**WHAT YOU ARE ASKED TO DO**
Sift the listing for lines that hold the string "nconveyor" and pull them out.

### RECORDS TO USE

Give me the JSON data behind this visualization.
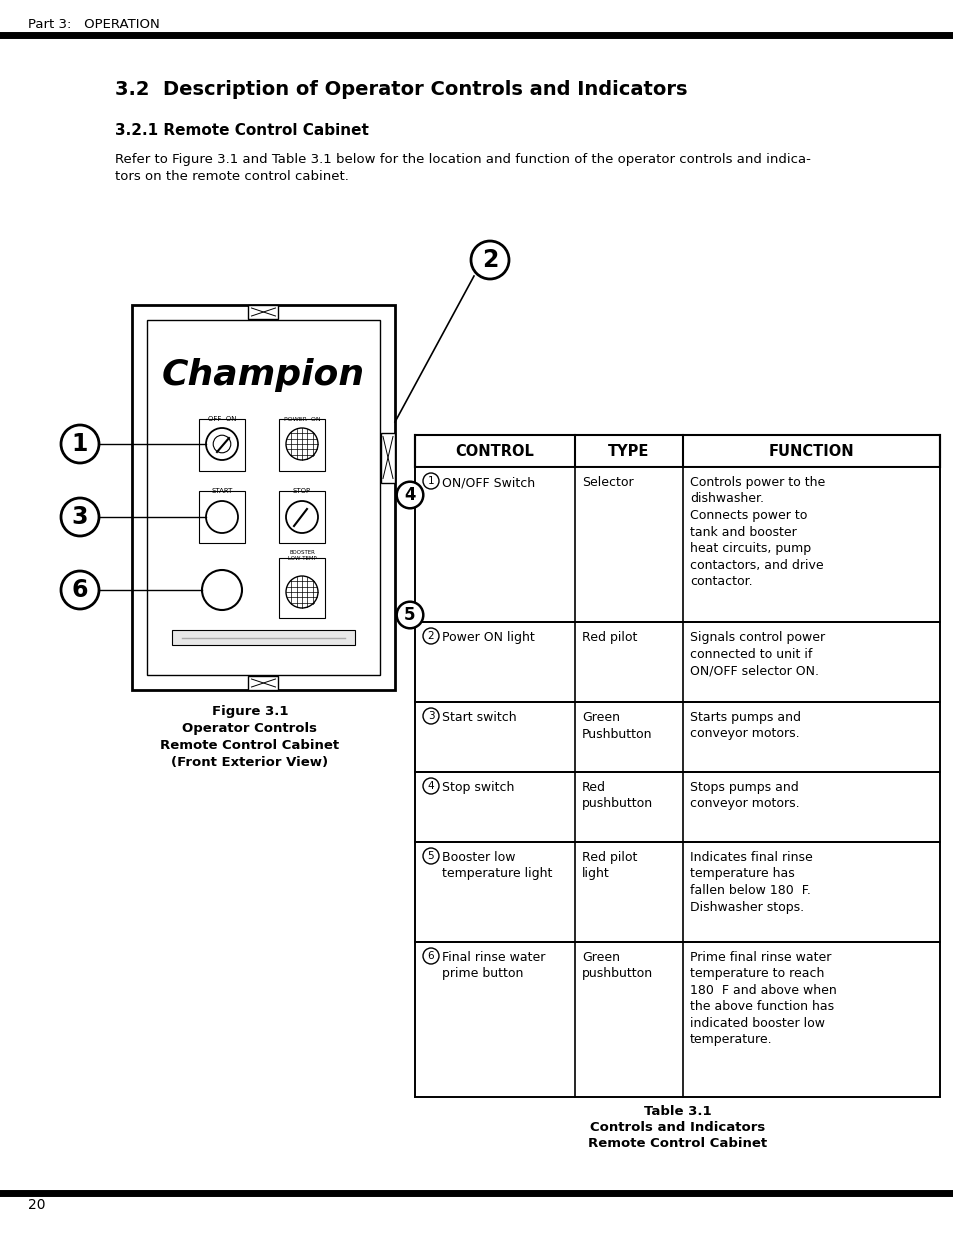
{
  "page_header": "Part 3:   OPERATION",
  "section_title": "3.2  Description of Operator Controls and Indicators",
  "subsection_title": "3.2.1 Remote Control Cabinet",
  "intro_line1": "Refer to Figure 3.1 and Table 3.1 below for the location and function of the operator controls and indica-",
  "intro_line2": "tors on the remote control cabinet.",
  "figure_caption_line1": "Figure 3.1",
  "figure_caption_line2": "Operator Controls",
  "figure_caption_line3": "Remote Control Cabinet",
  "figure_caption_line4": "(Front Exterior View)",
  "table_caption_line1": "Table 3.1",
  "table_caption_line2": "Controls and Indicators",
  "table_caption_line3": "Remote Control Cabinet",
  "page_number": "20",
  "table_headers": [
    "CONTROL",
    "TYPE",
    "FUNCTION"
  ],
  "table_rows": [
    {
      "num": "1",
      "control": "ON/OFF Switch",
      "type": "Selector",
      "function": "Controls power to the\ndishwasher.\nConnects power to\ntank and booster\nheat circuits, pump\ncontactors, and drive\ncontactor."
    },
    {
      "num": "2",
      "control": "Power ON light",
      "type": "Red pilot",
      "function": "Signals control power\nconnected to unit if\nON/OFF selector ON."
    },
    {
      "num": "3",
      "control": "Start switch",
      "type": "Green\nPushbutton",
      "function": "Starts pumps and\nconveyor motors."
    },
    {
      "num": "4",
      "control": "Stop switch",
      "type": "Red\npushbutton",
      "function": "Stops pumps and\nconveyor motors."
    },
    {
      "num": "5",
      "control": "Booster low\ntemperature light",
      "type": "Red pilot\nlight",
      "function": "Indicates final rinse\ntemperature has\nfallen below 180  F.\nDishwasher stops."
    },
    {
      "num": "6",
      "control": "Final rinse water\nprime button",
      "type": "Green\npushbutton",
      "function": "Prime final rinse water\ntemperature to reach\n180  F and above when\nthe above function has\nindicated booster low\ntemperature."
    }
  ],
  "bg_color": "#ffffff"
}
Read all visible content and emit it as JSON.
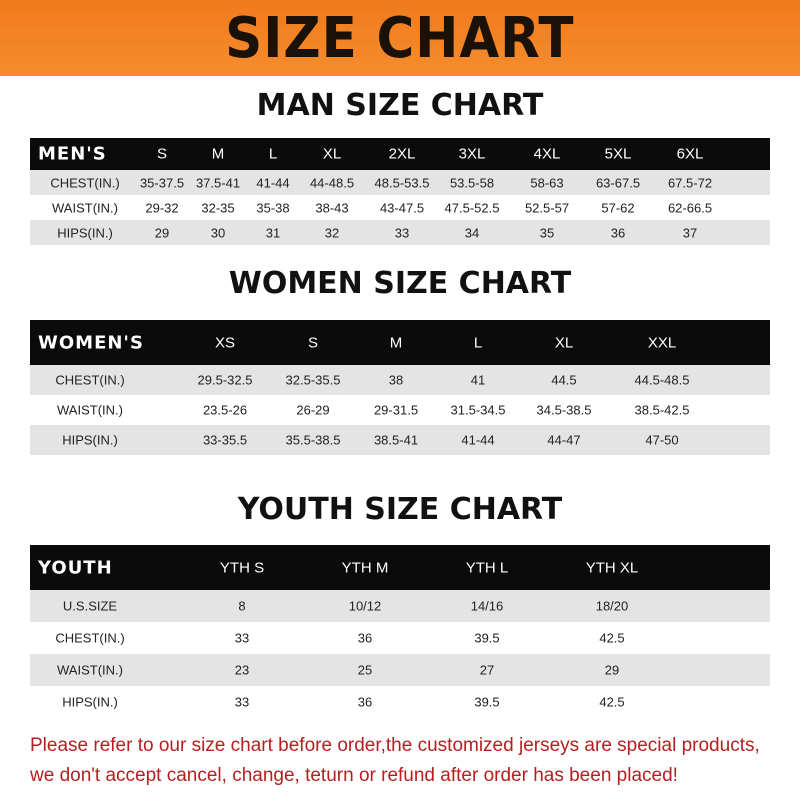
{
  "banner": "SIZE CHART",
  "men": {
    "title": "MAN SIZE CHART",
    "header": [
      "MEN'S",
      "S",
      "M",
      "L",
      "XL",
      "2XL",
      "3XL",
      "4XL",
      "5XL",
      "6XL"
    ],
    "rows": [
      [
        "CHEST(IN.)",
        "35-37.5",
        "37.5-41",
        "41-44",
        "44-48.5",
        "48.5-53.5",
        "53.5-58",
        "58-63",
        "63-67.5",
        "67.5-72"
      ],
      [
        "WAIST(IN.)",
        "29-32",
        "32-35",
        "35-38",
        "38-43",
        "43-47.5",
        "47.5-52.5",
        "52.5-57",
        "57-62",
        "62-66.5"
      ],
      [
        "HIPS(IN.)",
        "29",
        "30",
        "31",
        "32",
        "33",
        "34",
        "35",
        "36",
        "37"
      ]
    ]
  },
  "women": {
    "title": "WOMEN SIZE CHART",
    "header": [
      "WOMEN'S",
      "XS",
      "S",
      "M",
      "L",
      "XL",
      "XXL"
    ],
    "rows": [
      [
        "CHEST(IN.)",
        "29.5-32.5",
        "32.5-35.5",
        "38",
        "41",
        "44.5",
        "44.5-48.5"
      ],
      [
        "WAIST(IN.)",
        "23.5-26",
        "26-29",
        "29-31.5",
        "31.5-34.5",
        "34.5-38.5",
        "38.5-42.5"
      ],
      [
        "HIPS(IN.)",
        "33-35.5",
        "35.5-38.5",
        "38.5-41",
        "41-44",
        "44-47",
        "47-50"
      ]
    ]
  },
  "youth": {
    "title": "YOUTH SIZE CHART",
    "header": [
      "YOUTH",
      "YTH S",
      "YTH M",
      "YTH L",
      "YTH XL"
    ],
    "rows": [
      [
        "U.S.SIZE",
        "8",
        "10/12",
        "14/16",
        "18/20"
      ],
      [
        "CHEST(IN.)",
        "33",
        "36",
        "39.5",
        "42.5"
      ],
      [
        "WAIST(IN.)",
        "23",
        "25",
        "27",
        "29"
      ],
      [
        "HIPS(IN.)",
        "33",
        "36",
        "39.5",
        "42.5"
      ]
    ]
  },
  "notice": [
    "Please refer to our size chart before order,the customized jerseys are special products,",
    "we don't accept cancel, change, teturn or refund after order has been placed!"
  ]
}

######

**RESPONSE TO THIS TASK**
      "function": "Starts pumps and\nconveyor motors."
      "function": "Stops pumps and\nconveyor motors."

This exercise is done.